The entries below should be transcribed in their entirety, exactly as written.

== == ==

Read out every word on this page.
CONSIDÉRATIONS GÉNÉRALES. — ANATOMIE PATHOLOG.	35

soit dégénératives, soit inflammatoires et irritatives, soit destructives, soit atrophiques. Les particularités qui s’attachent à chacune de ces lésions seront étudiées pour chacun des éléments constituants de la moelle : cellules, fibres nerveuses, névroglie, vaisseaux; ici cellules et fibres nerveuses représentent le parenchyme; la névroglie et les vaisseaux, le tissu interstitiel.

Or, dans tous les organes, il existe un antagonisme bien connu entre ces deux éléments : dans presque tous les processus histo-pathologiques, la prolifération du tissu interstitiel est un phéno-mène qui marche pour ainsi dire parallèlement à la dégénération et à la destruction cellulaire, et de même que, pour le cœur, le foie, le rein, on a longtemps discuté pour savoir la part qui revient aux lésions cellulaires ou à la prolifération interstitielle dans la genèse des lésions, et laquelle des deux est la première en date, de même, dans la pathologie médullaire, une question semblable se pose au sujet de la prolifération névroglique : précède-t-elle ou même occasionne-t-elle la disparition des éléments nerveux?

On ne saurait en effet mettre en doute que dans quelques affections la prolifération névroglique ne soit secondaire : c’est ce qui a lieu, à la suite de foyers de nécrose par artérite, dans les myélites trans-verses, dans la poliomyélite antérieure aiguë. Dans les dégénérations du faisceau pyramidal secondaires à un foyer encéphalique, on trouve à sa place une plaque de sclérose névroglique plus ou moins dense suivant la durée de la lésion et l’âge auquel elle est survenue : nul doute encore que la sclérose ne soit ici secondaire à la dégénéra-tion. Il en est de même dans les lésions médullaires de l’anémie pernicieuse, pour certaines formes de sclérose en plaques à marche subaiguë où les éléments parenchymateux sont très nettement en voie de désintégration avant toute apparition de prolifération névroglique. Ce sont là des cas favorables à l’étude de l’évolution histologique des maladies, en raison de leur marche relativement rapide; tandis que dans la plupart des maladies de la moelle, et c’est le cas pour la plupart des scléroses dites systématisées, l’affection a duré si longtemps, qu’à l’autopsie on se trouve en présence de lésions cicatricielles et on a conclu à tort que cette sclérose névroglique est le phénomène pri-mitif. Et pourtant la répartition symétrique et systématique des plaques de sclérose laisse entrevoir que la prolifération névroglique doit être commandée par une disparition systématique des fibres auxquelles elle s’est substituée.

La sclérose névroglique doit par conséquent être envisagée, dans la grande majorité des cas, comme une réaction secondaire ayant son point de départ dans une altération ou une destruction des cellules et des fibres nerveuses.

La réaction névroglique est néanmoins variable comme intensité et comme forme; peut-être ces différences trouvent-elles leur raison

== == ==

**Expected answer**
Read out every word on this page.
CONSIDÉRATIONS GÉNÉRALES. — ANATOMIE PATHOLOG.	35

soit dégénératives, soit inflammatoires et irritatives, soit destructives, soit atrophiques. Les particularités qui s’attachent à chacune de ces lésions seront étudiées pour chacun des éléments constituants de la moelle : cellules, fibres nerveuses, névroglie, vaisseaux; ici cellules et fibres nerveuses représentent le parenchyme; la névroglie et les vaisseaux, le tissu interstitiel.

Or, dans tous les organes, il existe un antagonisme bien connu entre ces deux éléments : dans presque tous les processus histo-pathologiques, la prolifération du tissu interstitiel est un phéno-mène qui marche pour ainsi dire parallèlement à la dégénération et à la destruction cellulaire, et de même que, pour le cœur, le foie, le rein, on a longtemps discuté pour savoir la part qui revient aux lésions cellulaires ou à la prolifération interstitielle dans la genèse des lésions, et laquelle des deux est la première en date, de même, dans la pathologie médullaire, une question semblable se pose au sujet de la prolifération névroglique : précède-t-elle ou même occasionne-t-elle la disparition des éléments nerveux?

On ne saurait en effet mettre en doute que dans quelques affections la prolifération névroglique ne soit secondaire : c’est ce qui a lieu, à la suite de foyers de nécrose par artérite, dans les myélites trans-verses, dans la poliomyélite antérieure aiguë. Dans les dégénérations du faisceau pyramidal secondaires à un foyer encéphalique, on trouve à sa place une plaque de sclérose névroglique plus ou moins dense suivant la durée de la lésion et l’âge auquel elle est survenue : nul doute encore que la sclérose ne soit ici secondaire à la dégénéra-tion. Il en est de même dans les lésions médullaires de l’anémie pernicieuse, pour certaines formes de sclérose en plaques à marche subaiguë où les éléments parenchymateux sont très nettement en voie de désintégration avant toute apparition de prolifération névroglique. Ce sont là des cas favorables à l’étude de l’évolution histologique des maladies, en raison de leur marche relativement rapide; tandis que dans la plupart des maladies de la moelle, et c’est le cas pour la plupart des scléroses dites systématisées, l’affection a duré si longtemps, qu’à l’autopsie on se trouve en présence de lésions cicatricielles et on a conclu à tort que cette sclérose névroglique est le phénomène pri-mitif. Et pourtant la répartition symétrique et systématique des plaques de sclérose laisse entrevoir que la prolifération névroglique doit être commandée par une disparition systématique des fibres auxquelles elle s’est substituée.

La sclérose névroglique doit par conséquent être envisagée, dans la grande majorité des cas, comme une réaction secondaire ayant son point de départ dans une altération ou une destruction des cellules et des fibres nerveuses.

La réaction névroglique est néanmoins variable comme intensité et comme forme; peut-être ces différences trouvent-elles leur raison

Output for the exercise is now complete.